start Records shown

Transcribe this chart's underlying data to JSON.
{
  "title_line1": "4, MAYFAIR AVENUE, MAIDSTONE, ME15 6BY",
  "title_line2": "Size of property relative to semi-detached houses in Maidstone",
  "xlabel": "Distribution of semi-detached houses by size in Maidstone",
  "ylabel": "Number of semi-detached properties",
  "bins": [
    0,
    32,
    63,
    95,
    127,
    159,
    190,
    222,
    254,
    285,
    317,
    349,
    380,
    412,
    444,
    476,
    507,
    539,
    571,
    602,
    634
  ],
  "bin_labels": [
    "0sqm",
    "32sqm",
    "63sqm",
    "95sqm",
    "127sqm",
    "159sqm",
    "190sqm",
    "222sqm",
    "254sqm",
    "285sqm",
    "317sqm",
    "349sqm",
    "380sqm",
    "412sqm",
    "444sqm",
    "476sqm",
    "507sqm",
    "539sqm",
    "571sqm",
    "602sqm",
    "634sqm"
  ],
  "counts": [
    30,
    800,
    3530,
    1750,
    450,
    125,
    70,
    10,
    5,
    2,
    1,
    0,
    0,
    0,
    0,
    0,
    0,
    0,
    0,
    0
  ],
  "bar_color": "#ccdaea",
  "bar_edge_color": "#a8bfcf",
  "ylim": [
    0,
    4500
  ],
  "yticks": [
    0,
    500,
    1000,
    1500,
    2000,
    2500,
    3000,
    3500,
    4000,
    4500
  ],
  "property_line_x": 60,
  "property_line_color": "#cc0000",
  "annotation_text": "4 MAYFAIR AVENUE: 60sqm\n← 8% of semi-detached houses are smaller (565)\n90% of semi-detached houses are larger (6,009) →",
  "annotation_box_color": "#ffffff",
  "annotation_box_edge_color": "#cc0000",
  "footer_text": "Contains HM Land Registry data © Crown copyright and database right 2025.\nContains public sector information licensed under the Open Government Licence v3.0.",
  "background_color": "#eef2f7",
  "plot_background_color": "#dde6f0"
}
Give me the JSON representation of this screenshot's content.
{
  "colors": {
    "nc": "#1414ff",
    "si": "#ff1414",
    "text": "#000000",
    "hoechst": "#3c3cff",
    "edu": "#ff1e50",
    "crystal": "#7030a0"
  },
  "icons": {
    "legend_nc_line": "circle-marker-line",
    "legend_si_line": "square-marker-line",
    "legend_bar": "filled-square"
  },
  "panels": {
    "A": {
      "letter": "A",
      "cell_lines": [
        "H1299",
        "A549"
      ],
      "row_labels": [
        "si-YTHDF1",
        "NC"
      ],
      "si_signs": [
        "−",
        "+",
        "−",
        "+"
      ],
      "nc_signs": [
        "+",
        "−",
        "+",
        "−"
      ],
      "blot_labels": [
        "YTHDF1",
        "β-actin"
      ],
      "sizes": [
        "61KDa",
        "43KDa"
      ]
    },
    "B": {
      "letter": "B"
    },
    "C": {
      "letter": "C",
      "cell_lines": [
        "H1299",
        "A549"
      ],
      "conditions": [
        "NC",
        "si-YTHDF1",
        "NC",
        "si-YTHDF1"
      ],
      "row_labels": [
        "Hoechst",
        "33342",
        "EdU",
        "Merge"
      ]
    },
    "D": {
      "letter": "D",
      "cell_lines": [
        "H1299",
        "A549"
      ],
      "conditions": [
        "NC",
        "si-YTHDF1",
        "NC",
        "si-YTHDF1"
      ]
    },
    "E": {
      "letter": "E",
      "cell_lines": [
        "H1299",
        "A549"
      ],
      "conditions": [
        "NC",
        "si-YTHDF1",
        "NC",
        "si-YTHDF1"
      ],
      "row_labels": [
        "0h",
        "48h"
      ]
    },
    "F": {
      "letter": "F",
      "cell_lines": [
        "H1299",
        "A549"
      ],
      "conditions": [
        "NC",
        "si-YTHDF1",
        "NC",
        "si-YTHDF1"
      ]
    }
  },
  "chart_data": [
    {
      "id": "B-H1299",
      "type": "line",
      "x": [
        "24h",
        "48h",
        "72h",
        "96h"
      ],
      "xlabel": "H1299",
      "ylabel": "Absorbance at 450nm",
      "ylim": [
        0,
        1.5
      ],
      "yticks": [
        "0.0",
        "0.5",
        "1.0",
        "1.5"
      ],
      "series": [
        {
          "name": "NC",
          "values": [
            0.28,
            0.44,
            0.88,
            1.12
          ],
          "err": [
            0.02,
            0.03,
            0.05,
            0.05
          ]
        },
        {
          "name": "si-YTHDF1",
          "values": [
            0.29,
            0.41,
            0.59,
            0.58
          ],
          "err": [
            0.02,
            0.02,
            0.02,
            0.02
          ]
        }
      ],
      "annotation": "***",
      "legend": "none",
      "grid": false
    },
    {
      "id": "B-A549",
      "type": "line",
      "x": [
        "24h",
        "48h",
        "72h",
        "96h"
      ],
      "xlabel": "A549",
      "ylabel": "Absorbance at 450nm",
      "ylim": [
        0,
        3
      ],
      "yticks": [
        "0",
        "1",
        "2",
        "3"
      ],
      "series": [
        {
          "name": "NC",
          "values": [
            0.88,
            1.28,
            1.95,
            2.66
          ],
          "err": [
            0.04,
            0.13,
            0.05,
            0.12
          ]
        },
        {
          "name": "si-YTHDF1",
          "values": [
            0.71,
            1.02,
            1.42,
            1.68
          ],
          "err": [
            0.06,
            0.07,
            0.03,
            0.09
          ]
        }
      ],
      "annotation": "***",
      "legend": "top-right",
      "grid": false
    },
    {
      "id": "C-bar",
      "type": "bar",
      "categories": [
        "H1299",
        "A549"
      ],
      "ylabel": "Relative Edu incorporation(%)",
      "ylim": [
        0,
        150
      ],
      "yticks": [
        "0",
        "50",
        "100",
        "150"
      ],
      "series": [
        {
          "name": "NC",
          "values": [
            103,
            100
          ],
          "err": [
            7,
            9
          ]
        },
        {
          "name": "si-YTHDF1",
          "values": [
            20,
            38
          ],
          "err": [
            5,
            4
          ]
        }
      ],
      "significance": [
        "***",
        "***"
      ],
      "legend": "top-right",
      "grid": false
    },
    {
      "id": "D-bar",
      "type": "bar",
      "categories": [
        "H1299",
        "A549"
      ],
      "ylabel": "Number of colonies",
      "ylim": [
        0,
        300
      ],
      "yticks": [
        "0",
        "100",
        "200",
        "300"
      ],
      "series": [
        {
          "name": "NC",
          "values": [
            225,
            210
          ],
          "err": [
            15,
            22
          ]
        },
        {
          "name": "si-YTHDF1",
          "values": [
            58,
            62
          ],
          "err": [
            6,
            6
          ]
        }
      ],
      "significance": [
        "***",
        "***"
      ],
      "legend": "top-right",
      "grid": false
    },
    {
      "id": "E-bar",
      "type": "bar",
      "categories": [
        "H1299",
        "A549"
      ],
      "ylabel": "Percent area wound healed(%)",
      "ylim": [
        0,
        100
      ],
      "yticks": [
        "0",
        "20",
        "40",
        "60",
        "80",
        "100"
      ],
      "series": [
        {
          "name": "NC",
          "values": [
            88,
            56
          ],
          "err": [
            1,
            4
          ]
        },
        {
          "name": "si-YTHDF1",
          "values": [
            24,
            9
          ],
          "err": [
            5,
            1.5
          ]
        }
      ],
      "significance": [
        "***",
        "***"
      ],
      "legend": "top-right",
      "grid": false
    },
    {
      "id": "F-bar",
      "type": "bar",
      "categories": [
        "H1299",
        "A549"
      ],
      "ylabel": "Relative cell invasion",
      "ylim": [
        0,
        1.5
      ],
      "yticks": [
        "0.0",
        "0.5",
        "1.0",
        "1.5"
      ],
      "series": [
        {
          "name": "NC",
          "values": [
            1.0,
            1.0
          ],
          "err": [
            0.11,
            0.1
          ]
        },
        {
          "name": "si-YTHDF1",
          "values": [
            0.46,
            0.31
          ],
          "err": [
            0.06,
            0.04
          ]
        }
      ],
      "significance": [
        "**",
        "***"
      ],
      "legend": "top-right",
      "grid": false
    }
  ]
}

end Records shown

= Directions =
Tally the lines above containing "MAYFAIR". Answer with the count only.

= Problem solution =
2